[A block of data]
------------

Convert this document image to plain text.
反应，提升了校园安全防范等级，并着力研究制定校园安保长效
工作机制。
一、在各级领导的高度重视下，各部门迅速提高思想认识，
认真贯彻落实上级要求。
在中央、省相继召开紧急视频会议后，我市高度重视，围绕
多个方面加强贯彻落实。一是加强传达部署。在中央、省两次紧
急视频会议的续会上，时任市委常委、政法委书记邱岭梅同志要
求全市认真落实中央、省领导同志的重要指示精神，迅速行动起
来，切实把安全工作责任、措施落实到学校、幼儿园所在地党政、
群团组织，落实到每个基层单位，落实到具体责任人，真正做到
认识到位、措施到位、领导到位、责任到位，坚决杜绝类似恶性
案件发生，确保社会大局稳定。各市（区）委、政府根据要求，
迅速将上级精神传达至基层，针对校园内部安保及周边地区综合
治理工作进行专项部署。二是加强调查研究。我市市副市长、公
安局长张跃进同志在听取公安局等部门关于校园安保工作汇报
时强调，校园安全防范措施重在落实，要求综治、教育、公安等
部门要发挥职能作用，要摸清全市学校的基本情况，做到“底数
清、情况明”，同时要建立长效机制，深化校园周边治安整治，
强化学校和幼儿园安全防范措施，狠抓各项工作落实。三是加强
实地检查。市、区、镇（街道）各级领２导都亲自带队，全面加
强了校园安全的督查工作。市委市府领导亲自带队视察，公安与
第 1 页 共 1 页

------------

**Aim of the exercise:**
Your task is to extract all of the records exactly.

**Answer to the task:**
Convert this document image to plain text.
反应，提升了校园安全防范等级，并着力研究制定校园安保长效
工作机制。
一、在各级领导的高度重视下，各部门迅速提高思想认识，
认真贯彻落实上级要求。
在中央、省相继召开紧急视频会议后，我市高度重视，围绕
多个方面加强贯彻落实。一是加强传达部署。在中央、省两次紧
急视频会议的续会上，时任市委常委、政法委书记邱岭梅同志要
求全市认真落实中央、省领导同志的重要指示精神，迅速行动起
来，切实把安全工作责任、措施落实到学校、幼儿园所在地党政、
群团组织，落实到每个基层单位，落实到具体责任人，真正做到
认识到位、措施到位、领导到位、责任到位，坚决杜绝类似恶性
案件发生，确保社会大局稳定。各市（区）委、政府根据要求，
迅速将上级精神传达至基层，针对校园内部安保及周边地区综合
治理工作进行专项部署。二是加强调查研究。我市市副市长、公
安局长张跃进同志在听取公安局等部门关于校园安保工作汇报
时强调，校园安全防范措施重在落实，要求综治、教育、公安等
部门要发挥职能作用，要摸清全市学校的基本情况，做到“底数
清、情况明”，同时要建立长效机制，深化校园周边治安整治，
强化学校和幼儿园安全防范措施，狠抓各项工作落实。三是加强
实地检查。市、区、镇（街道）各级领２导都亲自带队，全面加
强了校园安全的督查工作。市委市府领导亲自带队视察，公安与
第 1 页 共 1 页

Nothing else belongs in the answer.